• _Exercise description_: Copy the records below exactly, leaving out every picture.
★ ★ ★ ★
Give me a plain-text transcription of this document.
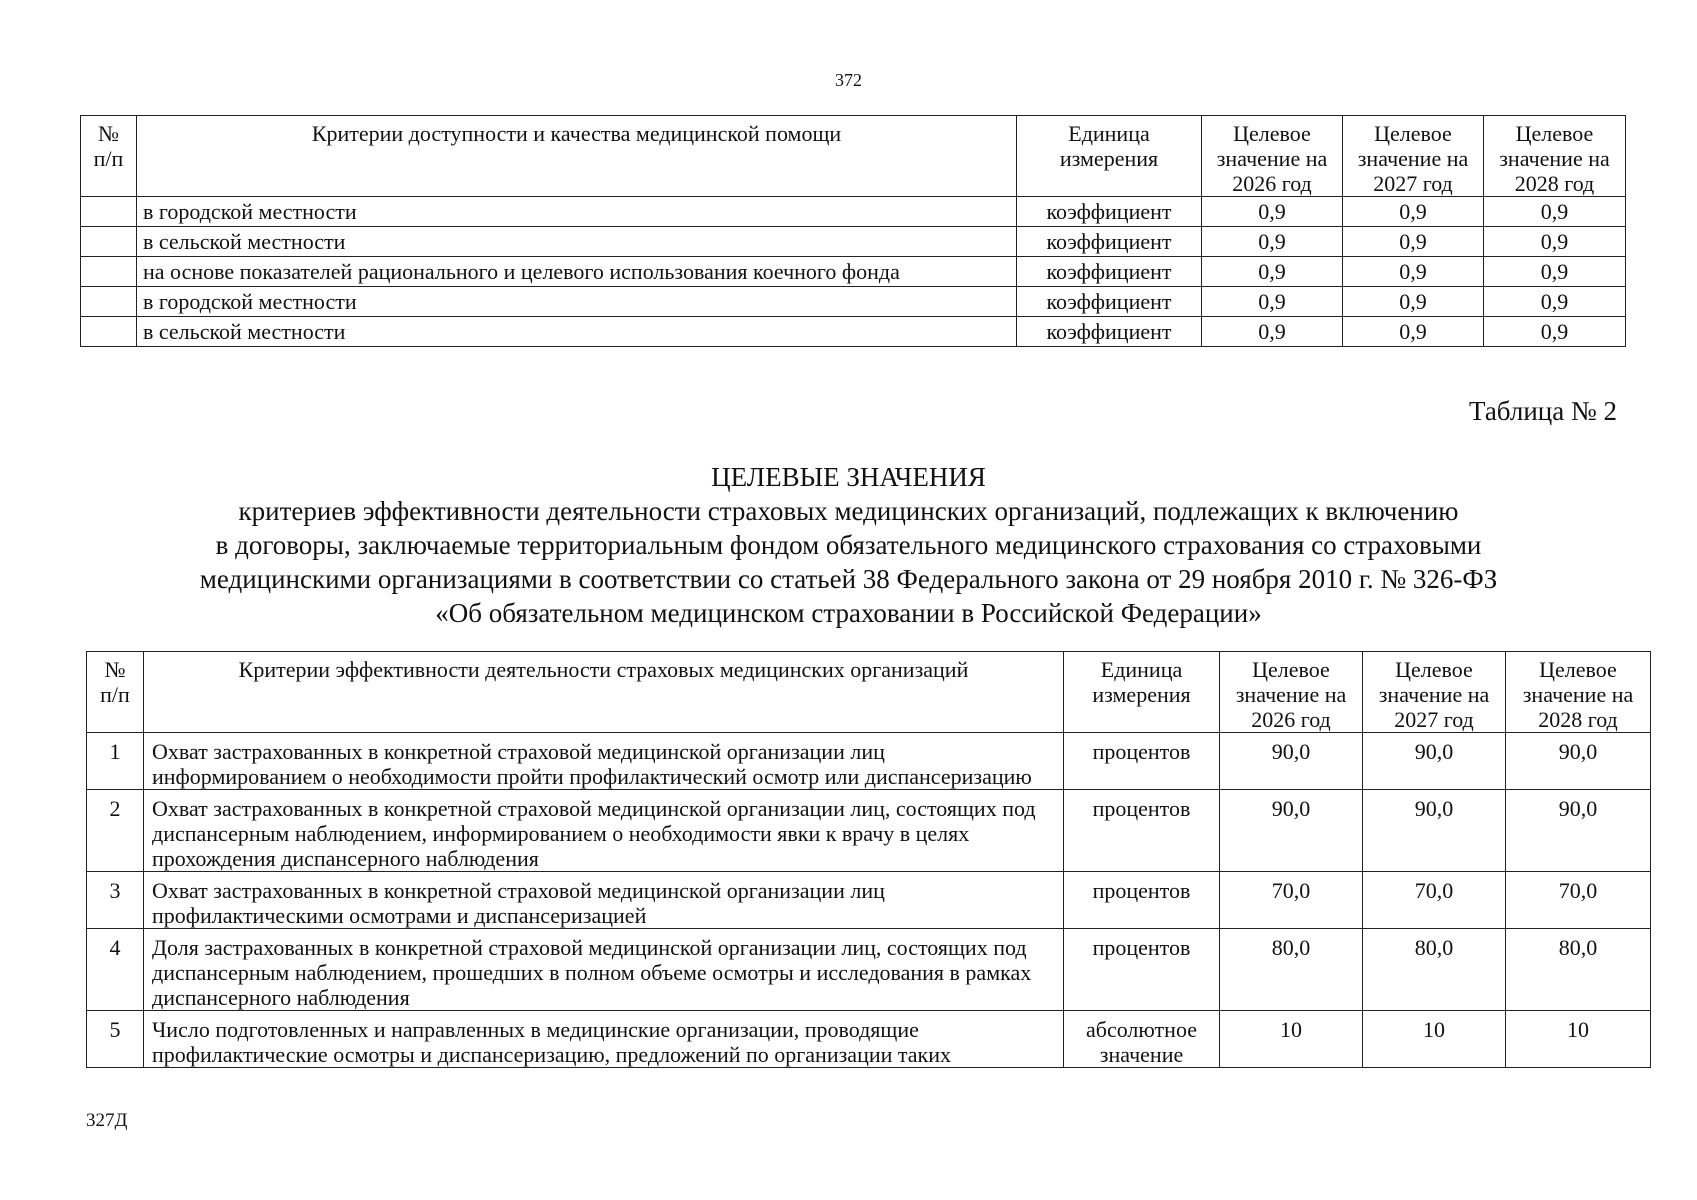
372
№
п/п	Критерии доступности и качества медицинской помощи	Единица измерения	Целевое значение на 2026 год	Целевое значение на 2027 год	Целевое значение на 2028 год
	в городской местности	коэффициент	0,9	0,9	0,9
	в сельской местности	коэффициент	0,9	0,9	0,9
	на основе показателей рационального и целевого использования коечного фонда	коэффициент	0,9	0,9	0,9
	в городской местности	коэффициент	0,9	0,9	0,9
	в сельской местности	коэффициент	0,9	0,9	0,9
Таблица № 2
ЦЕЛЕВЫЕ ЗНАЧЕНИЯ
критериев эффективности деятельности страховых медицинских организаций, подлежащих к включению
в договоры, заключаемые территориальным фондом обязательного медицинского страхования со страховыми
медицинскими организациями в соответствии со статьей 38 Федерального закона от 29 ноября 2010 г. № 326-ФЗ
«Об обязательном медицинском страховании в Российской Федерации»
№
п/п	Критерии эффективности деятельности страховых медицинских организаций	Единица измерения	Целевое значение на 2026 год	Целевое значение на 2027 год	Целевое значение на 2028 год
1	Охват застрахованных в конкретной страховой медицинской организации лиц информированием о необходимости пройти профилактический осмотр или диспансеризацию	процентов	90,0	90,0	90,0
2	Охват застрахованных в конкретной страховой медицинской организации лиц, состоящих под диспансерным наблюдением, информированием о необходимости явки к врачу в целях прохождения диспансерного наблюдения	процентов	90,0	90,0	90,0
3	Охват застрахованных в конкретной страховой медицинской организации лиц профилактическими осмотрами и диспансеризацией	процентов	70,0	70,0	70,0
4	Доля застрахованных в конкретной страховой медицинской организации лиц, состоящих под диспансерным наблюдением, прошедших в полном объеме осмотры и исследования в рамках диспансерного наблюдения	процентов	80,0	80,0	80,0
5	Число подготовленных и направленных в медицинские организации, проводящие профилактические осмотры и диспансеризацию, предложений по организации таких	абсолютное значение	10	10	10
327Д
★ ★ ★ ★
• _Task answer_:
Give me a plain-text transcription of this document.
372
№
п/п	Критерии доступности и качества медицинской помощи	Единица измерения	Целевое значение на 2026 год	Целевое значение на 2027 год	Целевое значение на 2028 год
	в городской местности	коэффициент	0,9	0,9	0,9
	в сельской местности	коэффициент	0,9	0,9	0,9
	на основе показателей рационального и целевого использования коечного фонда	коэффициент	0,9	0,9	0,9
	в городской местности	коэффициент	0,9	0,9	0,9
	в сельской местности	коэффициент	0,9	0,9	0,9
Таблица № 2
ЦЕЛЕВЫЕ ЗНАЧЕНИЯ
критериев эффективности деятельности страховых медицинских организаций, подлежащих к включению
в договоры, заключаемые территориальным фондом обязательного медицинского страхования со страховыми
медицинскими организациями в соответствии со статьей 38 Федерального закона от 29 ноября 2010 г. № 326-ФЗ
«Об обязательном медицинском страховании в Российской Федерации»
№
п/п	Критерии эффективности деятельности страховых медицинских организаций	Единица измерения	Целевое значение на 2026 год	Целевое значение на 2027 год	Целевое значение на 2028 год
1	Охват застрахованных в конкретной страховой медицинской организации лиц информированием о необходимости пройти профилактический осмотр или диспансеризацию	процентов	90,0	90,0	90,0
2	Охват застрахованных в конкретной страховой медицинской организации лиц, состоящих под диспансерным наблюдением, информированием о необходимости явки к врачу в целях прохождения диспансерного наблюдения	процентов	90,0	90,0	90,0
3	Охват застрахованных в конкретной страховой медицинской организации лиц профилактическими осмотрами и диспансеризацией	процентов	70,0	70,0	70,0
4	Доля застрахованных в конкретной страховой медицинской организации лиц, состоящих под диспансерным наблюдением, прошедших в полном объеме осмотры и исследования в рамках диспансерного наблюдения	процентов	80,0	80,0	80,0
5	Число подготовленных и направленных в медицинские организации, проводящие профилактические осмотры и диспансеризацию, предложений по организации таких	абсолютное значение	10	10	10
327Д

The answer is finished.